# STORED RECORDS:
+++
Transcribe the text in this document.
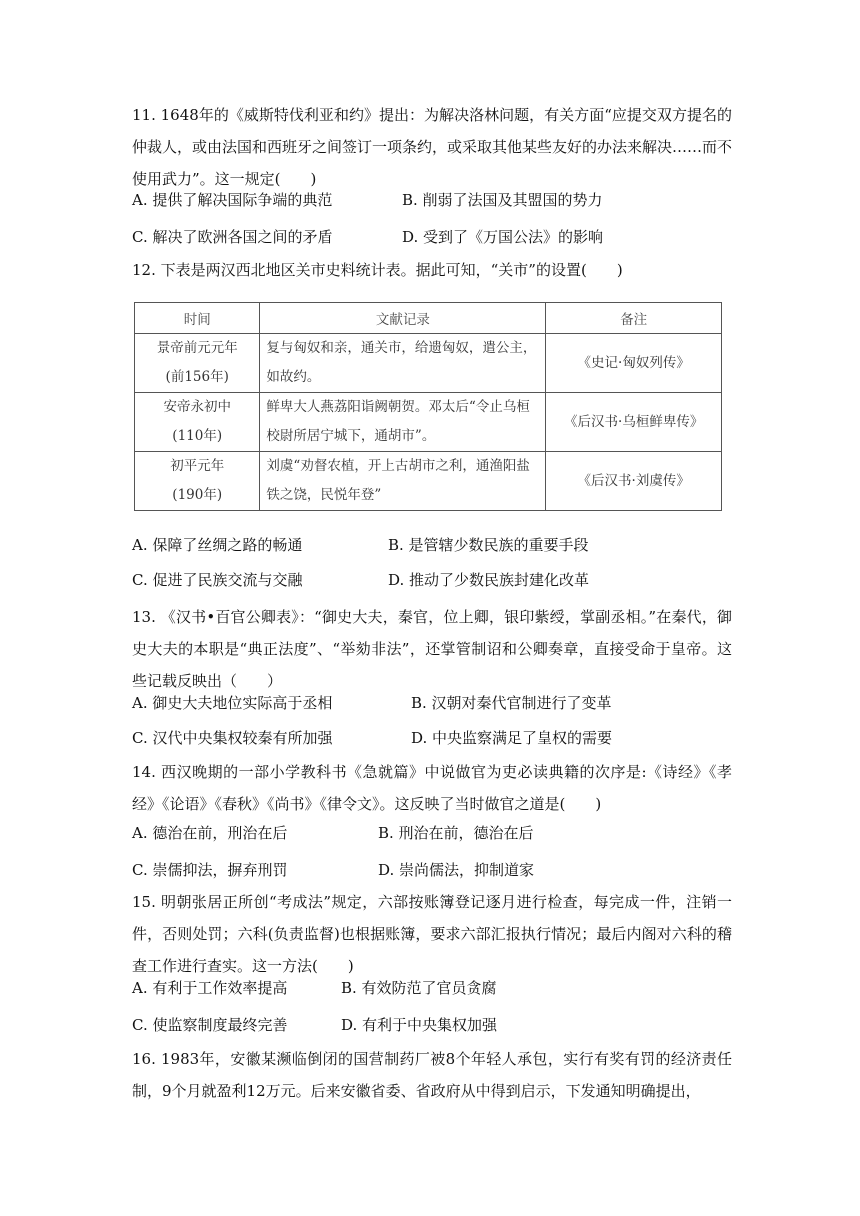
11. 1648年的《威斯特伐利亚和约》提出：为解决洛林问题，有关方面“应提交双方提名的仲裁人，或由法国和西班牙之间签订一项条约，或采取其他某些友好的办法来解决……而不使用武力”。这一规定(　　)

A. 提供了解决国际争端的典范	B. 削弱了法国及其盟国的势力
C. 解决了欧洲各国之间的矛盾	D. 受到了《万国公法》的影响

12. 下表是两汉西北地区关市史料统计表。据此可知，“关市”的设置(　　)

时间	文献记录	备注
景帝前元元年
(前156年)	复与匈奴和亲，通关市，给遗匈奴，遣公主，如故约。	《史记·匈奴列传》
安帝永初中
(110年)	鲜卑大人燕荔阳诣阙朝贺。邓太后“令止乌桓校尉所居宁城下，通胡市”。	《后汉书·乌桓鲜卑传》
初平元年
(190年)	刘虞“劝督农植，开上古胡市之利，通渔阳盐铁之饶，民悦年登”	《后汉书·刘虞传》
A. 保障了丝绸之路的畅通	B. 是管辖少数民族的重要手段
C. 促进了民族交流与交融	D. 推动了少数民族封建化改革

13. 《汉书•百官公卿表》：“御史大夫，秦官，位上卿，银印紫绶，掌副丞相。”在秦代，御史大夫的本职是“典正法度”、“举劾非法”，还掌管制诏和公卿奏章，直接受命于皇帝。这些记载反映出（　　）

A. 御史大夫地位实际高于丞相	B. 汉朝对秦代官制进行了变革
C. 汉代中央集权较秦有所加强	D. 中央监察满足了皇权的需要

14. 西汉晚期的一部小学教科书《急就篇》中说做官为吏必读典籍的次序是:《诗经》《孝经》《论语》《春秋》《尚书》《律令文》。这反映了当时做官之道是(　　)

A. 德治在前，刑治在后	B. 刑治在前，德治在后
C. 崇儒抑法，摒弃刑罚	D. 崇尚儒法，抑制道家

15. 明朝张居正所创“考成法”规定，六部按账簿登记逐月进行检查，每完成一件，注销一件，否则处罚；六科(负责监督)也根据账簿，要求六部汇报执行情况；最后内阁对六科的稽查工作进行查实。这一方法(　　)

A. 有利于工作效率提高	B. 有效防范了官员贪腐
C. 使监察制度最终完善	D. 有利于中央集权加强

16. 1983年，安徽某濒临倒闭的国营制药厂被8个年轻人承包，实行有奖有罚的经济责任制，9个月就盈利12万元。后来安徽省委、省政府从中得到启示，下发通知明确提出，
+++
# WRITTEN TASK:
Exclude all images and restate the records above word for word.

# RESPONSE:
Transcribe the text in this document.
11. 1648年的《威斯特伐利亚和约》提出：为解决洛林问题，有关方面“应提交双方提名的仲裁人，或由法国和西班牙之间签订一项条约，或采取其他某些友好的办法来解决……而不使用武力”。这一规定(　　)

A. 提供了解决国际争端的典范	B. 削弱了法国及其盟国的势力
C. 解决了欧洲各国之间的矛盾	D. 受到了《万国公法》的影响

12. 下表是两汉西北地区关市史料统计表。据此可知，“关市”的设置(　　)

时间	文献记录	备注
景帝前元元年
(前156年)	复与匈奴和亲，通关市，给遗匈奴，遣公主，如故约。	《史记·匈奴列传》
安帝永初中
(110年)	鲜卑大人燕荔阳诣阙朝贺。邓太后“令止乌桓校尉所居宁城下，通胡市”。	《后汉书·乌桓鲜卑传》
初平元年
(190年)	刘虞“劝督农植，开上古胡市之利，通渔阳盐铁之饶，民悦年登”	《后汉书·刘虞传》
A. 保障了丝绸之路的畅通	B. 是管辖少数民族的重要手段
C. 促进了民族交流与交融	D. 推动了少数民族封建化改革

13. 《汉书•百官公卿表》：“御史大夫，秦官，位上卿，银印紫绶，掌副丞相。”在秦代，御史大夫的本职是“典正法度”、“举劾非法”，还掌管制诏和公卿奏章，直接受命于皇帝。这些记载反映出（　　）

A. 御史大夫地位实际高于丞相	B. 汉朝对秦代官制进行了变革
C. 汉代中央集权较秦有所加强	D. 中央监察满足了皇权的需要

14. 西汉晚期的一部小学教科书《急就篇》中说做官为吏必读典籍的次序是:《诗经》《孝经》《论语》《春秋》《尚书》《律令文》。这反映了当时做官之道是(　　)

A. 德治在前，刑治在后	B. 刑治在前，德治在后
C. 崇儒抑法，摒弃刑罚	D. 崇尚儒法，抑制道家

15. 明朝张居正所创“考成法”规定，六部按账簿登记逐月进行检查，每完成一件，注销一件，否则处罚；六科(负责监督)也根据账簿，要求六部汇报执行情况；最后内阁对六科的稽查工作进行查实。这一方法(　　)

A. 有利于工作效率提高	B. 有效防范了官员贪腐
C. 使监察制度最终完善	D. 有利于中央集权加强

16. 1983年，安徽某濒临倒闭的国营制药厂被8个年轻人承包，实行有奖有罚的经济责任制，9个月就盈利12万元。后来安徽省委、省政府从中得到启示，下发通知明确提出，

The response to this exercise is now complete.